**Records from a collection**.

Begin

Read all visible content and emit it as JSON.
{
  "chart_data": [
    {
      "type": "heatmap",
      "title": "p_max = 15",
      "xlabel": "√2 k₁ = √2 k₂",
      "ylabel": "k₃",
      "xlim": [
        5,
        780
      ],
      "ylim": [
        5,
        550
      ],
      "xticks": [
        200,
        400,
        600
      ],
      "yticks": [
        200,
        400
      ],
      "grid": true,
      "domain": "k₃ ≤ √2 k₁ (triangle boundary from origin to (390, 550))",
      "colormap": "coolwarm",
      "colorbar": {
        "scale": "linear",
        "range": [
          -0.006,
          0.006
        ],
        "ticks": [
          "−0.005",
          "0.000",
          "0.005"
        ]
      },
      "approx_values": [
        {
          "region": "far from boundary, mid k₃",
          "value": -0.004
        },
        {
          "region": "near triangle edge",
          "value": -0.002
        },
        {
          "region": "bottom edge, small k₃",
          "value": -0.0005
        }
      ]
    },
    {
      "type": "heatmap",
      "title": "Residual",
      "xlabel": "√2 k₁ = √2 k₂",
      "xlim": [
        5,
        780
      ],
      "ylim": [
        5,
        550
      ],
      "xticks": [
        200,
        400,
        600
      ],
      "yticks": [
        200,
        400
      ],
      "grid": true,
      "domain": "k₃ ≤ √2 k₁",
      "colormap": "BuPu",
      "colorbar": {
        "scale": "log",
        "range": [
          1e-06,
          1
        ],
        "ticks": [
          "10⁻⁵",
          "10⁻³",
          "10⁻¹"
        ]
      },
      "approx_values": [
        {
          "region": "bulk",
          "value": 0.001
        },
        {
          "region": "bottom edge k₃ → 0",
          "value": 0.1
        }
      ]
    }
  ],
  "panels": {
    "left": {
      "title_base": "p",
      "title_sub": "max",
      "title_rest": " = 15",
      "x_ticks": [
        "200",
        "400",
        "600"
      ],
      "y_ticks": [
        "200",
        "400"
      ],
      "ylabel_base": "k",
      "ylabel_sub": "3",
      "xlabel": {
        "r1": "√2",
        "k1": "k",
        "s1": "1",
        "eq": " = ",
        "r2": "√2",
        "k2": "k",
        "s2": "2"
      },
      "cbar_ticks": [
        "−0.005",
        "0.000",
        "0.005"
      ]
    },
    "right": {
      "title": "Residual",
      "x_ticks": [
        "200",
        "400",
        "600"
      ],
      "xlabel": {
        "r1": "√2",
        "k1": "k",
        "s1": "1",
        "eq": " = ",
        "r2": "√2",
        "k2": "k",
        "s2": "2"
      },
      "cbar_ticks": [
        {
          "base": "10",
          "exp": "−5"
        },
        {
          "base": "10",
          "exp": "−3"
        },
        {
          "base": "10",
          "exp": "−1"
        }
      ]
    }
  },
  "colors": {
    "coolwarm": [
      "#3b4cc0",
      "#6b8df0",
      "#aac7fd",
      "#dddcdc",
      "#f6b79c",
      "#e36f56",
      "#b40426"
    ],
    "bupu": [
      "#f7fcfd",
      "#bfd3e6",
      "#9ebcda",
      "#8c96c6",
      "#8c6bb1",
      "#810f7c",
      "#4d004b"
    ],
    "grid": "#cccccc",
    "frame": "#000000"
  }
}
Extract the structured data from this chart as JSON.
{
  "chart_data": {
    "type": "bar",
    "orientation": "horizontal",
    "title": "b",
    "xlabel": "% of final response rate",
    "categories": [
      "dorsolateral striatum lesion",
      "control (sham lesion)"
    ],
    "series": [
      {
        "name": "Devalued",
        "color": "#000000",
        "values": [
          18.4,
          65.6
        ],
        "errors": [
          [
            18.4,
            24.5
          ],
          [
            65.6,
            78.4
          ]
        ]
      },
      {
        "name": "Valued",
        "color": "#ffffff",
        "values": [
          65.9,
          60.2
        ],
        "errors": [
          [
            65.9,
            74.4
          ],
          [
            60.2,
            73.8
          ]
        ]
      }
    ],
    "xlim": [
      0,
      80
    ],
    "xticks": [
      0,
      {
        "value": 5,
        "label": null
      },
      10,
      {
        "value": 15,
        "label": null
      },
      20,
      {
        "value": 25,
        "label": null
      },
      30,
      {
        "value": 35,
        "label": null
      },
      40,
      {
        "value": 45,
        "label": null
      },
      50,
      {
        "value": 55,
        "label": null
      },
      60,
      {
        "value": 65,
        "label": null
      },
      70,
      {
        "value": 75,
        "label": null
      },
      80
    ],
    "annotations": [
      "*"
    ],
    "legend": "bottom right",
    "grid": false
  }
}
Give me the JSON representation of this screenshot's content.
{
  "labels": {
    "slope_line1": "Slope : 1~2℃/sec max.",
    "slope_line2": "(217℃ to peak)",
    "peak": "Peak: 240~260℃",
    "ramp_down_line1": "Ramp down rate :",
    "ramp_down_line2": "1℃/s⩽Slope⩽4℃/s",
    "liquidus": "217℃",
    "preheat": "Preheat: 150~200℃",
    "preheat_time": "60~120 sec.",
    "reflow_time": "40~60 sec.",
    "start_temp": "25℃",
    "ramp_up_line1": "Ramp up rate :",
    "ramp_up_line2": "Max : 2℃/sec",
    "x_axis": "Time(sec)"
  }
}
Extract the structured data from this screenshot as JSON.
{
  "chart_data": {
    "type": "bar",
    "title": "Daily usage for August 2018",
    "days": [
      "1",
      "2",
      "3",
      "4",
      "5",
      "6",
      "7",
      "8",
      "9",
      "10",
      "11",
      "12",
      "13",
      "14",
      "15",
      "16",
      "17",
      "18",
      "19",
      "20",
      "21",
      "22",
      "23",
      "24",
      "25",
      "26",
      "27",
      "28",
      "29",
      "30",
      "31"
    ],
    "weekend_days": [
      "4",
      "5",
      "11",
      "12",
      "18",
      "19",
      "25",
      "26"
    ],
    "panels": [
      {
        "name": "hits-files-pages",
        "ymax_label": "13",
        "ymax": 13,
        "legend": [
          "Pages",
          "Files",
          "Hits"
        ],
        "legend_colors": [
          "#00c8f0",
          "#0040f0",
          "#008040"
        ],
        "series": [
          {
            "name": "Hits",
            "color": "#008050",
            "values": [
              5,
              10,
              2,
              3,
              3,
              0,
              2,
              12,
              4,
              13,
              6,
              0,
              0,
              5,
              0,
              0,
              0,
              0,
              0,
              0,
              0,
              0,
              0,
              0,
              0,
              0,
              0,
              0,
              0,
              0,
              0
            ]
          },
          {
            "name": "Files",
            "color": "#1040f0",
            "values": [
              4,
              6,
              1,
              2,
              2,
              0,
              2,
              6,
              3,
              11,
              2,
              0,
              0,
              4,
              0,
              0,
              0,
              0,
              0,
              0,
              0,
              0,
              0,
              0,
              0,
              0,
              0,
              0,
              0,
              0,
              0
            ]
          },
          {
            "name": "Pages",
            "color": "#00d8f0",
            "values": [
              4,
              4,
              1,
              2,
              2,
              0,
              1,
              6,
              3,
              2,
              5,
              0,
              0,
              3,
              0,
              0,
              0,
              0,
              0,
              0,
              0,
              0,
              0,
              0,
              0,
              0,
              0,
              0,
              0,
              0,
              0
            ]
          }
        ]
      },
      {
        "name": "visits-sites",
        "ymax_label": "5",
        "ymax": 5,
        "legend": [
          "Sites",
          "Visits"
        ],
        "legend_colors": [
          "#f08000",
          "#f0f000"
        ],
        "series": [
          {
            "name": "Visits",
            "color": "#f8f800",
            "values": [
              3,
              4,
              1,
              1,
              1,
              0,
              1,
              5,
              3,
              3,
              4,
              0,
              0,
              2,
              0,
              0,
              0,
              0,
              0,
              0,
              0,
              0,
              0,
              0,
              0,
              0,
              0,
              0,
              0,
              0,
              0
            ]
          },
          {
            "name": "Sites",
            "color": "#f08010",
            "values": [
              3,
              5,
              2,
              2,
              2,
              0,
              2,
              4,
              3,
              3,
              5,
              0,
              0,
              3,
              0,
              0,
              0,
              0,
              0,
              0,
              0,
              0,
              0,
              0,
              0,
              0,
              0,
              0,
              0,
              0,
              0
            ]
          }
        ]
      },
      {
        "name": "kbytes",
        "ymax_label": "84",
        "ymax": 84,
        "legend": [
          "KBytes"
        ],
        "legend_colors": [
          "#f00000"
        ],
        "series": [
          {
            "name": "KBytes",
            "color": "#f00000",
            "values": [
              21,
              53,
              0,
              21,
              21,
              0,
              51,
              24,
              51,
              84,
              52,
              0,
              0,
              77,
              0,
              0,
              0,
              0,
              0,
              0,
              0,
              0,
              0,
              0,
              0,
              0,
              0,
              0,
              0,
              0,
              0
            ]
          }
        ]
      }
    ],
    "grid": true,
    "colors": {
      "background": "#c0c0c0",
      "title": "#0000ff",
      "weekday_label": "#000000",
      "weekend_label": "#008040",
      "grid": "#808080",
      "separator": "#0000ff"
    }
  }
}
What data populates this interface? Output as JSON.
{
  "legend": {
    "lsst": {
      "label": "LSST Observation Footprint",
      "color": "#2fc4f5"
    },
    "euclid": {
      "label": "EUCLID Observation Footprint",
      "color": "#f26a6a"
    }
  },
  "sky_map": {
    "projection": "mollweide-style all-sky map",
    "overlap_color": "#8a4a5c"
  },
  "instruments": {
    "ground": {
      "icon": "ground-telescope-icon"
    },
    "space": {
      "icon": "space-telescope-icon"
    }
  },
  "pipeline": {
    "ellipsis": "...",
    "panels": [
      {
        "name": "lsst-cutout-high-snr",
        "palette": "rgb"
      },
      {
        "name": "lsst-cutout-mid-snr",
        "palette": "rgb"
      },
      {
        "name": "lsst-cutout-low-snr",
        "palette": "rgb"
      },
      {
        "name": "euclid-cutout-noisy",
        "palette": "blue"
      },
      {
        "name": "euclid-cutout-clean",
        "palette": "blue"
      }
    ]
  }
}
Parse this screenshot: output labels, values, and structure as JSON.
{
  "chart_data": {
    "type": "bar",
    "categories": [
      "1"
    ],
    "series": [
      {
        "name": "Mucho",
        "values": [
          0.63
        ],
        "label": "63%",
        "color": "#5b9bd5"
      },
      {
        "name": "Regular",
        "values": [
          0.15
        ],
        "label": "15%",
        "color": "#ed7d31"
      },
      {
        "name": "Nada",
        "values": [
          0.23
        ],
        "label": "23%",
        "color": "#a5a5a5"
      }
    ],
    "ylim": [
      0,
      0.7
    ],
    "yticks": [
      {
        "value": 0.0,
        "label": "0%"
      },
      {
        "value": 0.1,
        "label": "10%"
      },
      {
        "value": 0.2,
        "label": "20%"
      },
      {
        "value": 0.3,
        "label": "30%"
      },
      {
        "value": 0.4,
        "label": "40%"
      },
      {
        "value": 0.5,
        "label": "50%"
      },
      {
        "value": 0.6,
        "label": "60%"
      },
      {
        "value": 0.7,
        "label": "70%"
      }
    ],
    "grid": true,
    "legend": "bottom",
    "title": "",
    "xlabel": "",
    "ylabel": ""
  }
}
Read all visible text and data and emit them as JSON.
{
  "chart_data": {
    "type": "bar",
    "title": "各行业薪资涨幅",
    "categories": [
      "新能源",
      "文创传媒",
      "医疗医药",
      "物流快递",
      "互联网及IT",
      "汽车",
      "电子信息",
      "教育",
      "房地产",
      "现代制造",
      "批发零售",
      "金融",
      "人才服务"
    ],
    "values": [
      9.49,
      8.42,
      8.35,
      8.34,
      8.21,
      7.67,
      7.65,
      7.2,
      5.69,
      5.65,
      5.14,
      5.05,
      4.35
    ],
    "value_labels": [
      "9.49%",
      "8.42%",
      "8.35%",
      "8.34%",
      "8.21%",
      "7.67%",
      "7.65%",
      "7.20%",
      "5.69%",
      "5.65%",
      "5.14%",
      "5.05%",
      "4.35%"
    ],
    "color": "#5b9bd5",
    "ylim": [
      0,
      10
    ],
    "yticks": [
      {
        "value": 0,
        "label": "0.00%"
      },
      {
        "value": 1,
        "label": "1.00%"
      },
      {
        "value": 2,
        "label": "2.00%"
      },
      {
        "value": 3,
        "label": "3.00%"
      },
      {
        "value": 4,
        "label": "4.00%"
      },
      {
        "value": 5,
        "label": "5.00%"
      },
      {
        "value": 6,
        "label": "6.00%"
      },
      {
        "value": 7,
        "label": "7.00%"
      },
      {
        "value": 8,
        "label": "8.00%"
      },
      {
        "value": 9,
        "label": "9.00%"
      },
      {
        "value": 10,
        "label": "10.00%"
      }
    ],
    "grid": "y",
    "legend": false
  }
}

End

**What this task involves**. Which lines contain "cutout"? Show each of them.

**Solution for this problem**.
        "name": "lsst-cutout-high-snr",
        "name": "lsst-cutout-mid-snr",
        "name": "lsst-cutout-low-snr",
        "name": "euclid-cutout-noisy",
        "name": "euclid-cutout-clean",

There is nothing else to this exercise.